What this task involves: The data below should be printed in full, exactly, and without any of its images.

------ Input

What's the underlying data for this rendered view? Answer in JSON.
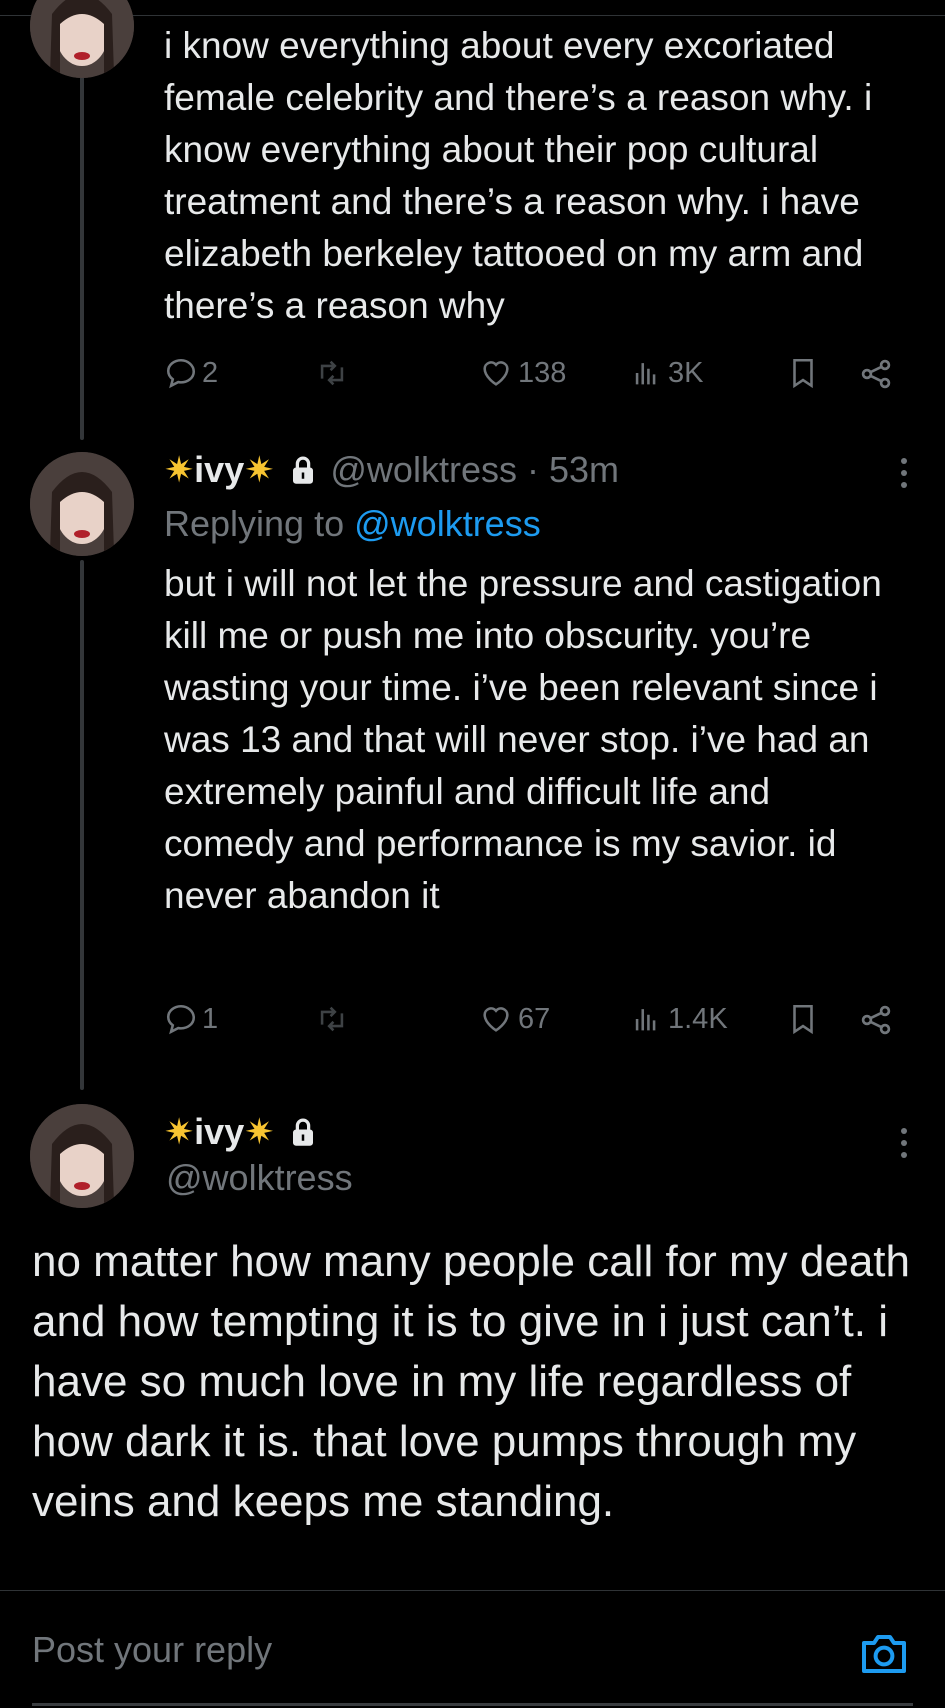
{
  "tweets": [
    {
      "text": "i know everything about every excoriated female celebrity and there’s a reason why. i know everything about their pop cultural treatment and there’s a reason why. i have elizabeth berkeley tattooed on my arm and there’s a reason why",
      "replies": "2",
      "likes": "138",
      "views": "3K"
    },
    {
      "name": "ivy",
      "handle_time": "@wolktress · 53m",
      "replying_prefix": "Replying to",
      "replying_to": "@wolktress",
      "text": "but i will not let the pressure and castigation kill me or push me into obscurity. you’re wasting your time. i’ve been relevant since i was 13 and that will never stop. i’ve had an extremely painful and difficult life and comedy and performance is my savior. id never abandon it",
      "replies": "1",
      "likes": "67",
      "views": "1.4K"
    }
  ],
  "main_tweet": {
    "name": "ivy",
    "handle": "@wolktress",
    "text": "no matter how many people call for my death and how tempting it is to give in i just can’t. i have so much love in my life regardless of how dark it is. that love pumps through my veins and keeps me standing."
  },
  "name_decoration": "✷",
  "compose": {
    "placeholder": "Post your reply"
  },
  "colors": {
    "background": "#000000",
    "text": "#e7e9ea",
    "muted": "#71767b",
    "link": "#1d9bf0",
    "star": "#f7c431"
  },
  "icons": [
    "reply-icon",
    "repost-icon",
    "like-icon",
    "views-icon",
    "bookmark-icon",
    "share-icon",
    "lock-icon",
    "more-icon",
    "camera-icon"
  ]
}
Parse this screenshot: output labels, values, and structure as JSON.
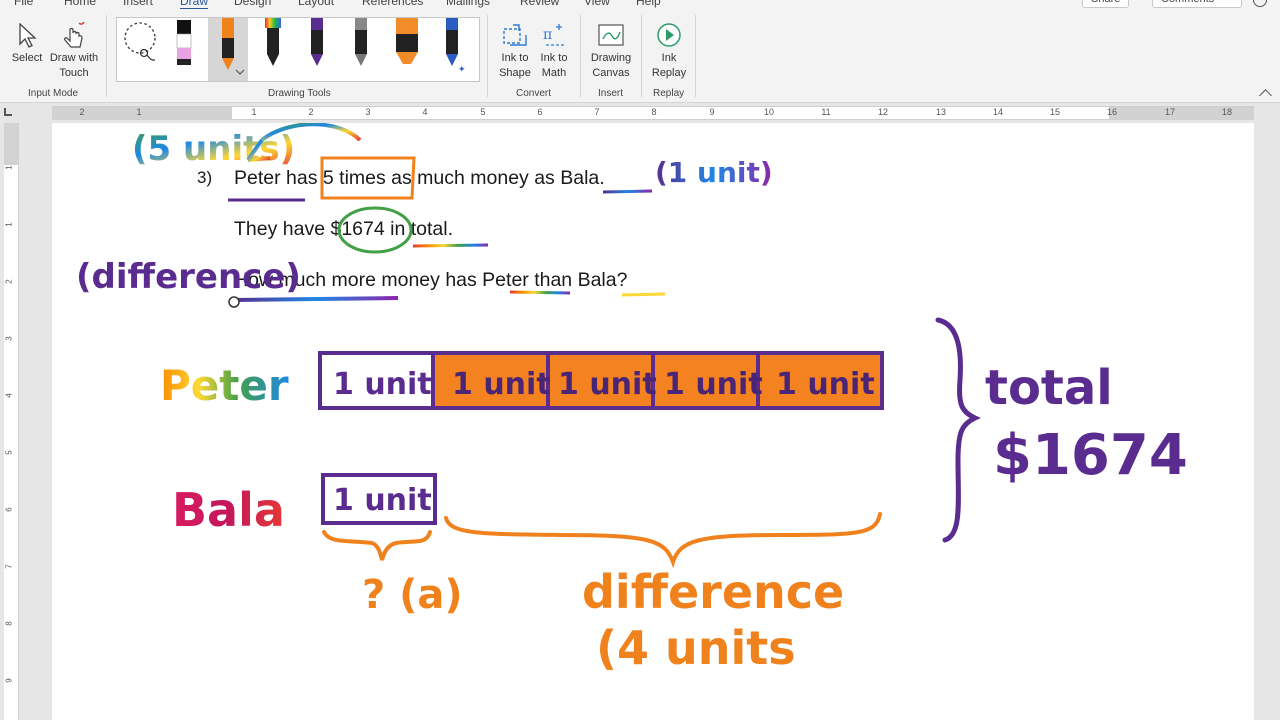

------------

Exercise output:
What's the underlying data for this rendered view? Answer in JSON.
{
  "tweets": [
    {
      "text": "i know everything about every excoriated female celebrity and there’s a reason why. i know everything about their pop cultural treatment and there’s a reason why. i have elizabeth berkeley tattooed on my arm and there’s a reason why",
      "replies": "2",
      "likes": "138",
      "views": "3K"
    },
    {
      "name": "ivy",
      "handle_time": "@wolktress · 53m",
      "replying_prefix": "Replying to",
      "replying_to": "@wolktress",
      "text": "but i will not let the pressure and castigation kill me or push me into obscurity. you’re wasting your time. i’ve been relevant since i was 13 and that will never stop. i’ve had an extremely painful and difficult life and comedy and performance is my savior. id never abandon it",
      "replies": "1",
      "likes": "67",
      "views": "1.4K"
    }
  ],
  "main_tweet": {
    "name": "ivy",
    "handle": "@wolktress",
    "text": "no matter how many people call for my death and how tempting it is to give in i just can’t. i have so much love in my life regardless of how dark it is. that love pumps through my veins and keeps me standing."
  },
  "name_decoration": "✷",
  "compose": {
    "placeholder": "Post your reply"
  },
  "colors": {
    "background": "#000000",
    "text": "#e7e9ea",
    "muted": "#71767b",
    "link": "#1d9bf0",
    "star": "#f7c431"
  },
  "icons": [
    "reply-icon",
    "repost-icon",
    "like-icon",
    "views-icon",
    "bookmark-icon",
    "share-icon",
    "lock-icon",
    "more-icon",
    "camera-icon"
  ]
}
Parse this screenshot: output labels, values, and structure as JSON.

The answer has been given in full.